··· 本文抜粋 ···

転倒を防いでいつまでも自分の足で歩くための2つの運動

公開日: 更新日:

「転倒」は骨折して寝たきりになる可能性が高いので高齢者にとっては要注意事項ですが、病気とは違って自分の心がけ次第で予防できるものです。今回は転倒防止に必要な筋肉とバランスを鍛える運動を紹介します。

 転倒は、主に脚が上がっていないか、つま先が下がっていることによる「つまずき」が原因で起こります。ですから、転倒防止には「脚を上げる筋肉」と「つま先を上げる筋肉」を鍛えることが必要です。しかし、実は筋肉がどんなに強靱でも、「小脳」を鍛えなければ転倒防止にならないことが分かっています。脳の一部である小脳は体のバランスをつかさどる部分。歩くことができるのも自転車に乗れるのも、小脳を鍛え、筋肉と連携をとったたまものなのです。

 でも、無意識にできるようになった運動では、もう小脳は鍛えられません。小脳を鍛えるためには、あえてアンバランスな体勢をつくり、それでも倒れないことを目指す運動が必要です。

◆膝上げ(左右10回ずつ)

 椅子から1歩下がったところで椅子と向き合って立ち、片脚を座面に乗せる運動。このときつま先を上げて、かかとで支えるのが重要。万が一バランスを崩したときに支えになる壁やテーブルがある環境で、支えなしで行うといい。

【ポイント】

 脚を上げる筋肉は、腸腰筋といって「ももの付け根」にあります。階段につまずいたりするのは、自分が思うほど脚が上がっていない証拠なので、腸腰筋を意識して運動しましょう。

 つま先を上げる筋肉は、「すね」と「ふくらはぎ」にあります。すねの筋肉が弱っていると、脚を前に踏み出したときにつま先が下を向いてしまいます。一方で、ふくらはぎの筋肉に柔軟性がないとすね側でつま先を持ち上げようとしても、足首の後ろが伸びず上げにくくなります。何でもないところでよくつまずく人は、すねとふくらはぎの運動が足りていないのかもしれません。

 かかとから着いてつま先へと滑らかに地面を蹴るのが理想ですが、ハイヒールや底の硬い靴などではすねの筋肉は使われず、ふくらはぎも縮んだままとなるので、普段からそのような靴を履いている人は年齢とともにつまずきやすくなります。

◆片脚立ちバランス(左右5回ずつ)

 立った状態から片脚のももが床と水平になるまで持ち上げ、5秒間静止してバランスを保つ運動。危ないときに支えがある環境で、支えなしで行うといい。

【ポイント】

 小脳を鍛えるには、不安定さを負荷した運動をすること。今回紹介する運動も動作をゆっくりすればするほどバランスをとるのが難しくなりますし、片腕を上げる、腕を動かす、あるいは目をつぶって行うなどで難易度はグンと上がります。

 私の祖母は、98歳で肺がんを宣告されて余命3カ月と言われ寝たきりでしたが、そこから筋トレをして今103歳で壁に手をついて片脚スクワットを20回できるまでになりました。原動力は「息子の嫁に面倒をみてもらうのが申し訳ない」という思い。今も僕が作った筋トレメニューを毎日1時間、まじめに取り組んでいます。

··· データ抜粋 ···

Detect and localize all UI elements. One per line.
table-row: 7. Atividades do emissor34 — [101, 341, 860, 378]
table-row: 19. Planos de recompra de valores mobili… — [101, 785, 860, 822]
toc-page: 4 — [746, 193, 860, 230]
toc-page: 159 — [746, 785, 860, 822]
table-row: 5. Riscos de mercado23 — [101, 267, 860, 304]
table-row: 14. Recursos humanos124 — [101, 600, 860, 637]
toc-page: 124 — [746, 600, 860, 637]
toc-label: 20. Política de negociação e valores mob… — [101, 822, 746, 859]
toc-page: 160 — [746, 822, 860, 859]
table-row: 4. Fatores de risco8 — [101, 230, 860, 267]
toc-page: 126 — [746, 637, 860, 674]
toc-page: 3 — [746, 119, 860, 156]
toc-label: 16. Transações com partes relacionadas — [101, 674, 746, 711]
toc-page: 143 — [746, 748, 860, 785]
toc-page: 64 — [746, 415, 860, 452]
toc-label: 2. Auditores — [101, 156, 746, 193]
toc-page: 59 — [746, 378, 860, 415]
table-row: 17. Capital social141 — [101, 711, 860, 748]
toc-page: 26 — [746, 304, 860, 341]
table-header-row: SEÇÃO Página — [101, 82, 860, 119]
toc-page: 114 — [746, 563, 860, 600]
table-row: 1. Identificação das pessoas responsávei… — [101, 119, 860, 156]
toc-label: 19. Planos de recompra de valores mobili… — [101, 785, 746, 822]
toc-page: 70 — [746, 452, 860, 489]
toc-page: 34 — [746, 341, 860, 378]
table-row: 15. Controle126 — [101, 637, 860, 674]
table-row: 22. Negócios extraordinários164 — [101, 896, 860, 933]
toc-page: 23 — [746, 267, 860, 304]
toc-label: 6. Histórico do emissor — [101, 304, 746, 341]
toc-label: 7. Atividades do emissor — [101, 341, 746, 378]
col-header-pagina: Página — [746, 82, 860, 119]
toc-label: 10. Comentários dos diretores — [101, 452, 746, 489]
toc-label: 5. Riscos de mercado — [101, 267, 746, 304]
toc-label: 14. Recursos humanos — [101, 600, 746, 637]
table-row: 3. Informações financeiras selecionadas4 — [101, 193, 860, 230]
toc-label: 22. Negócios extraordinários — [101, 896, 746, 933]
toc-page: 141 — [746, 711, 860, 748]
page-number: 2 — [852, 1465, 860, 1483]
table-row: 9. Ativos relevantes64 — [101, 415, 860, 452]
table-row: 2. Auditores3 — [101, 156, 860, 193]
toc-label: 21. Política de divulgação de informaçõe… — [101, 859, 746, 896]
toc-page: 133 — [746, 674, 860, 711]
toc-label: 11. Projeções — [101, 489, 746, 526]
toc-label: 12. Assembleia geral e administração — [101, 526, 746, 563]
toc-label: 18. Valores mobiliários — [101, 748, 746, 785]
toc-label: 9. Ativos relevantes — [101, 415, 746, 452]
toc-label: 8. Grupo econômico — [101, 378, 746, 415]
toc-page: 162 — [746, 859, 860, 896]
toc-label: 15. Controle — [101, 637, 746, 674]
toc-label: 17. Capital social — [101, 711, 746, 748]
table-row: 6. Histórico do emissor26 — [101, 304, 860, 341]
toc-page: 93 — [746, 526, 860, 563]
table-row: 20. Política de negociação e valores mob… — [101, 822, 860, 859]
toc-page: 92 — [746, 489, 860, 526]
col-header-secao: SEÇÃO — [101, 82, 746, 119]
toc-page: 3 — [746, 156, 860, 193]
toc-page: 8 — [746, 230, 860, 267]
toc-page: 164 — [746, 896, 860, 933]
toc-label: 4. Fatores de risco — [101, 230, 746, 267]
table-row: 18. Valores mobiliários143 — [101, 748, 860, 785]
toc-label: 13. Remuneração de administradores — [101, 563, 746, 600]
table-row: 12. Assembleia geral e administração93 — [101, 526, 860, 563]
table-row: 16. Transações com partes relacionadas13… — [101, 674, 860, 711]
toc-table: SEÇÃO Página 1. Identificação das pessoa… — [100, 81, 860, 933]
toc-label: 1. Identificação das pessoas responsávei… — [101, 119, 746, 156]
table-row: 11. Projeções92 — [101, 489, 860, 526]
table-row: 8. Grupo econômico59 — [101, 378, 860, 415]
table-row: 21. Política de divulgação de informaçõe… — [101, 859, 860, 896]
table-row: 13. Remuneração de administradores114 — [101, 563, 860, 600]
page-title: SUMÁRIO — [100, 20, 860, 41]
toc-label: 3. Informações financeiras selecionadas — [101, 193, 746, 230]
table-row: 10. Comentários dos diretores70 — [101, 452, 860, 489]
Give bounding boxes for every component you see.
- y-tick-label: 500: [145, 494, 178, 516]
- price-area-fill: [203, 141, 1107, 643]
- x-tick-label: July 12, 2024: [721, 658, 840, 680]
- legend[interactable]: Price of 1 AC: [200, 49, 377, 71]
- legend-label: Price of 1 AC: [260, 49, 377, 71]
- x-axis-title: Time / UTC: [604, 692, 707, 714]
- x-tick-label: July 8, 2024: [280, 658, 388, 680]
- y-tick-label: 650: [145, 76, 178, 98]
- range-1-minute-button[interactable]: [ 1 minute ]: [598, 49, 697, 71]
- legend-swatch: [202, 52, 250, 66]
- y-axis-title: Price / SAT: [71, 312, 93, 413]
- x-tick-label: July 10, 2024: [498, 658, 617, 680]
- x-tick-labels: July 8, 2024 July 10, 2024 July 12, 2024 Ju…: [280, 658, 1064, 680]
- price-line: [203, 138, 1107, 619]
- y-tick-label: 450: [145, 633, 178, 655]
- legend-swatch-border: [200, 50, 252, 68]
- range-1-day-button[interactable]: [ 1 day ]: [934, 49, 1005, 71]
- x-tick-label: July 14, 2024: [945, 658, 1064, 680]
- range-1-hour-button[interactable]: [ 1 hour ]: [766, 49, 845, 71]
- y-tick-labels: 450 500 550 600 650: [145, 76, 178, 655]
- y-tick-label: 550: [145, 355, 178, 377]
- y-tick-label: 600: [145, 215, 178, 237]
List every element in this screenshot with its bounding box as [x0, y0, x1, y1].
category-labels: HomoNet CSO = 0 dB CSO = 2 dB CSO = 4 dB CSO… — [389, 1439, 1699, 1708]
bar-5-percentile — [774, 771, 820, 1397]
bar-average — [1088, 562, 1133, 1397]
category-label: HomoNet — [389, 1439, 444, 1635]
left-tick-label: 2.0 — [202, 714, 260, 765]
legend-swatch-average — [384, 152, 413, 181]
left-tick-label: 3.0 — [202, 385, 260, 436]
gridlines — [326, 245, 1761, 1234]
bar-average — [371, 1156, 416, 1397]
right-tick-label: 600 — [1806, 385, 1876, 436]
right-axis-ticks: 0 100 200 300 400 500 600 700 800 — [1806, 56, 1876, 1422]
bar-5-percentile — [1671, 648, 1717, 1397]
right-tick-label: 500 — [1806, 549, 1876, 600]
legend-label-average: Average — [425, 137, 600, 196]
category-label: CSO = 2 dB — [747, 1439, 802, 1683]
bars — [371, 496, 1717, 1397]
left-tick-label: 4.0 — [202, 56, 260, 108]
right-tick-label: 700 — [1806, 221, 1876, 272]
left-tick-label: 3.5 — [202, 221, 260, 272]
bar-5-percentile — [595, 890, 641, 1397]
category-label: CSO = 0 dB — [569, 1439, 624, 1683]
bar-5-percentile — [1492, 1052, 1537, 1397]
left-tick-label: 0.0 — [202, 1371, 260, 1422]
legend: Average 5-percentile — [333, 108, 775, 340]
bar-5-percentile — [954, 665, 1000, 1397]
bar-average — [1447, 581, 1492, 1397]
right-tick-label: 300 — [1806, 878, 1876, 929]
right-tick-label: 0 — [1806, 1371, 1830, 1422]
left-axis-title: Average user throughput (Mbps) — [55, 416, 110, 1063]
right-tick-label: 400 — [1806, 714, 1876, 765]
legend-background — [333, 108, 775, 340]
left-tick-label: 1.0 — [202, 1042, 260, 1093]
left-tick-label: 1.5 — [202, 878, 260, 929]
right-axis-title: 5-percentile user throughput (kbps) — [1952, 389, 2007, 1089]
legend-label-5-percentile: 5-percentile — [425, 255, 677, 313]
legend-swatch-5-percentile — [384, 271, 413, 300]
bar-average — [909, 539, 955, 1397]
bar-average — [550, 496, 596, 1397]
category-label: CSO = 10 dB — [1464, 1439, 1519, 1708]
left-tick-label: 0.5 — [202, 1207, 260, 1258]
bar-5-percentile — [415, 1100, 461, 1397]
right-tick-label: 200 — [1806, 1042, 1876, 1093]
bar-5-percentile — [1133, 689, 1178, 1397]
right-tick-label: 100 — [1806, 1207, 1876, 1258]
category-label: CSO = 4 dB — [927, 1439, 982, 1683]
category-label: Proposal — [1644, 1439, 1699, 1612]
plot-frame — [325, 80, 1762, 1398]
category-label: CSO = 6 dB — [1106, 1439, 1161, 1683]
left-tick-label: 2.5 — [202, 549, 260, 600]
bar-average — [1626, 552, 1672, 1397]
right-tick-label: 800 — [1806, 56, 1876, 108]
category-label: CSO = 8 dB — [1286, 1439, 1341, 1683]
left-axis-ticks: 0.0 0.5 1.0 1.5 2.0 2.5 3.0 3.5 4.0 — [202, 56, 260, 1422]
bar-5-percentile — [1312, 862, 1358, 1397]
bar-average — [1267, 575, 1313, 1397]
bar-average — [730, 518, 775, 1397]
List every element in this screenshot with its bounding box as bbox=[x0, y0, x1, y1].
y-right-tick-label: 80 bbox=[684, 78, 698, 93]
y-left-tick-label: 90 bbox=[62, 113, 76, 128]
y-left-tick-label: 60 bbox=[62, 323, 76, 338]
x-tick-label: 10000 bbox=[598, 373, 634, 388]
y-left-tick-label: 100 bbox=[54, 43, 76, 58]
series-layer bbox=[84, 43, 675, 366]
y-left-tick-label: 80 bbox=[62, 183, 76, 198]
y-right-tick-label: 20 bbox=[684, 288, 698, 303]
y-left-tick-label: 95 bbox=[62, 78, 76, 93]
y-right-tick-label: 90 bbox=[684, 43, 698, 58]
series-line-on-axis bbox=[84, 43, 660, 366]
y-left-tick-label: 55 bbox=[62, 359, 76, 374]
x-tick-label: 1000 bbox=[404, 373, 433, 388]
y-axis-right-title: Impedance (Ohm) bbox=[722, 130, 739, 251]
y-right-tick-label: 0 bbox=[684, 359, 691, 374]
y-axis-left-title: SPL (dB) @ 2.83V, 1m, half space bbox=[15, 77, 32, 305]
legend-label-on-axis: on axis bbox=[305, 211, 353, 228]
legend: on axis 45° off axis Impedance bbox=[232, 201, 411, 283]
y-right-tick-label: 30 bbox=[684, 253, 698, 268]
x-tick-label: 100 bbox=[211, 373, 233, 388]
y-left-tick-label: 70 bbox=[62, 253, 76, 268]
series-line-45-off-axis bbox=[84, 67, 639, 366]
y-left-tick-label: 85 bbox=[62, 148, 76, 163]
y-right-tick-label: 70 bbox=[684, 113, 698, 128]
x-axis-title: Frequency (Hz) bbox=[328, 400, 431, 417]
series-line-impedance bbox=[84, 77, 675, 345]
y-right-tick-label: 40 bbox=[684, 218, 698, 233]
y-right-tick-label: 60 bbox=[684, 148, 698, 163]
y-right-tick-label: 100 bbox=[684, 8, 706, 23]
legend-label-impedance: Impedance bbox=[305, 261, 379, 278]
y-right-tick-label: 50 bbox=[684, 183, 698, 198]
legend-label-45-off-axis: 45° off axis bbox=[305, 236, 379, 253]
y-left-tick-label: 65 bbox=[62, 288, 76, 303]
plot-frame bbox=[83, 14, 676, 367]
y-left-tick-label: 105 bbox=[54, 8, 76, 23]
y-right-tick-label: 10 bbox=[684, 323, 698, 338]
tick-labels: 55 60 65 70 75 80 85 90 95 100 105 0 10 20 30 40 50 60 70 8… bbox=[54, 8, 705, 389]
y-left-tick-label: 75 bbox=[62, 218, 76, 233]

···

転倒防止の運動についての文章のうち、「椅子から1歩下がったところで」から「もにつまずきやすくなります。」までを一字も変えずに書き写してください。 転倒防止の運動についての文章だけを手がかりにしてください。

=== 解答 ===
椅子から1歩下がったところで椅子と向き合って立ち、片脚を座面に乗せる運動。このときつま先を上げて、かかとで支えるのが重要。万が一バランスを崩したときに支えになる壁やテーブルがある環境で、支えなしで行うといい。

【ポイント】

 脚を上げる筋肉は、腸腰筋といって「ももの付け根」にあります。階段につまずいたりするのは、自分が思うほど脚が上がっていない証拠なので、腸腰筋を意識して運動しましょう。

 つま先を上げる筋肉は、「すね」と「ふくらはぎ」にあります。すねの筋肉が弱っていると、脚を前に踏み出したときにつま先が下を向いてしまいます。一方で、ふくらはぎの筋肉に柔軟性がないとすね側でつま先を持ち上げようとしても、足首の後ろが伸びず上げにくくなります。何でもないところでよくつまずく人は、すねとふくらはぎの運動が足りていないのかもしれません。

 かかとから着いてつま先へと滑らかに地面を蹴るのが理想ですが、ハイヒールや底の硬い靴などではすねの筋肉は使われず、ふくらはぎも縮んだままとなるので、普段からそのような靴を履いている人は年齢とともにつまずきやすくなります。